Goal: Within the listing below, locate all lines containing the word "color". Copy each one.

━━━━━ Provided records ━━━━━

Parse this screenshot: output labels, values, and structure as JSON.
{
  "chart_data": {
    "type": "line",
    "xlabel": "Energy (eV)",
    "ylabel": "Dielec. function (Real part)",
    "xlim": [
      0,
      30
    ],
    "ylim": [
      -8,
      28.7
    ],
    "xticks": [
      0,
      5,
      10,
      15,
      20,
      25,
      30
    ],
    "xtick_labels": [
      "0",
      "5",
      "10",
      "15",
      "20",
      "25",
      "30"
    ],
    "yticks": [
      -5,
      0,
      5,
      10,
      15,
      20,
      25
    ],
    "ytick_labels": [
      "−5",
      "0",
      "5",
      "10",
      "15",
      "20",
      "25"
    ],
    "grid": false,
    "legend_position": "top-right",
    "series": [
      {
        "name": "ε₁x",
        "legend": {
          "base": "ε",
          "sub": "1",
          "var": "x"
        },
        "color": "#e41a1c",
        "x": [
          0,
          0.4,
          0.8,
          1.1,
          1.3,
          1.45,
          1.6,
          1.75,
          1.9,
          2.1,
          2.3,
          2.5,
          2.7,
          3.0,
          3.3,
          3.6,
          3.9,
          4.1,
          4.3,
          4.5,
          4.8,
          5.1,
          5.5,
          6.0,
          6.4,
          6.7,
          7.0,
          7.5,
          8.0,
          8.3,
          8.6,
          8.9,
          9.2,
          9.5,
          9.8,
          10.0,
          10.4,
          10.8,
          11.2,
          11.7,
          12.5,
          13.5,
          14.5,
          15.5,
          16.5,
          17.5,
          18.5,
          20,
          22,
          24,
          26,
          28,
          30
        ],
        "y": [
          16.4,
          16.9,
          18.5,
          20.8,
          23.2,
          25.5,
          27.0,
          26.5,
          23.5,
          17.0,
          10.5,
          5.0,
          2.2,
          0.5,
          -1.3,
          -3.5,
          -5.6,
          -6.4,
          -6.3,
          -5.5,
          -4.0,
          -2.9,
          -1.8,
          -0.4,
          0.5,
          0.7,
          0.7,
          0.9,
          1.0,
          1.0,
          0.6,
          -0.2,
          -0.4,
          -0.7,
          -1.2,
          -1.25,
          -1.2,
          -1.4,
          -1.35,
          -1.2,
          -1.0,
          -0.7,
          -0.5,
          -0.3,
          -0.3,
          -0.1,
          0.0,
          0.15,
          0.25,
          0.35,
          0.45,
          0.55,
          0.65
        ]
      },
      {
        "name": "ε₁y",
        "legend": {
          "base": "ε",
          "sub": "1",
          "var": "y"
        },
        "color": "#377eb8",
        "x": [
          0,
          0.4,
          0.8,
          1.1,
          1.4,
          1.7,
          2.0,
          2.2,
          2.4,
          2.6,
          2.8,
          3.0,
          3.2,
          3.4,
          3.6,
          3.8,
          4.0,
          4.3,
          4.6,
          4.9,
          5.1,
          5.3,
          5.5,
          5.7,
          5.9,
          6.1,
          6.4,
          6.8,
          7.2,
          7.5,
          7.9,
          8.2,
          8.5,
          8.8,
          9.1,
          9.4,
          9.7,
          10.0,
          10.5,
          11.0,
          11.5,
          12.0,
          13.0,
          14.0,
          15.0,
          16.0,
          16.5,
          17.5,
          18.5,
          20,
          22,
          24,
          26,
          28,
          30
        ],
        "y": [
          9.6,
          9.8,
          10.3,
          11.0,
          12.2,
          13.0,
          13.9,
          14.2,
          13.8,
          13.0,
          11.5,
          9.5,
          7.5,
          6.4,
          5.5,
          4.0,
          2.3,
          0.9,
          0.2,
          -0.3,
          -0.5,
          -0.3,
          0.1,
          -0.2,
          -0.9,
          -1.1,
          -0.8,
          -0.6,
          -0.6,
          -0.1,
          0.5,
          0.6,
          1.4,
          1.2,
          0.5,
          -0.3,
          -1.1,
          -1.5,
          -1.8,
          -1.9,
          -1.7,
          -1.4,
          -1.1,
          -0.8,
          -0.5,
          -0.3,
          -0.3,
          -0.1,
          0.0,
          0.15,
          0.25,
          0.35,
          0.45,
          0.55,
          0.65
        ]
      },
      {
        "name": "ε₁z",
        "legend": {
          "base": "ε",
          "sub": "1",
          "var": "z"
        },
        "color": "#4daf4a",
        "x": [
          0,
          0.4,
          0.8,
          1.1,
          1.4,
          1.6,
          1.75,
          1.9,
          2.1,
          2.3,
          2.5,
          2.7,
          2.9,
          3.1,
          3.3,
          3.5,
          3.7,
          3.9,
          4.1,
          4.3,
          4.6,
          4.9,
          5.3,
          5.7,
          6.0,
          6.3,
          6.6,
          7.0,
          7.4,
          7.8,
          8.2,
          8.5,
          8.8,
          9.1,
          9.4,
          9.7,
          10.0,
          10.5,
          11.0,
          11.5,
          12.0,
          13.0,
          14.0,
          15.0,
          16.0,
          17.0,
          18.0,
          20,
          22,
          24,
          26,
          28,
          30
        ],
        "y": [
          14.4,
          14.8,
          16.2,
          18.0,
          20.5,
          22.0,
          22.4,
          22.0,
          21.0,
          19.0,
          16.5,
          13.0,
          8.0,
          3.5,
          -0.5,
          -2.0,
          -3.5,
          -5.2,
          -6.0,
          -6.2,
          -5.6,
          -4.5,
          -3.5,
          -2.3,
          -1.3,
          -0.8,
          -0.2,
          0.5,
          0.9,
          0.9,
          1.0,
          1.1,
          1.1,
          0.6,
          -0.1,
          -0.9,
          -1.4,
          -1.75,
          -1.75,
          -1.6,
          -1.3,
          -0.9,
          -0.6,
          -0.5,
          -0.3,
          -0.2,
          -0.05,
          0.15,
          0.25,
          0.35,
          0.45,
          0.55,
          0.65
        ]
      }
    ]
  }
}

━━━━━

Task solution:
        "color": "#e41a1c",
        "color": "#377eb8",
        "color": "#4daf4a",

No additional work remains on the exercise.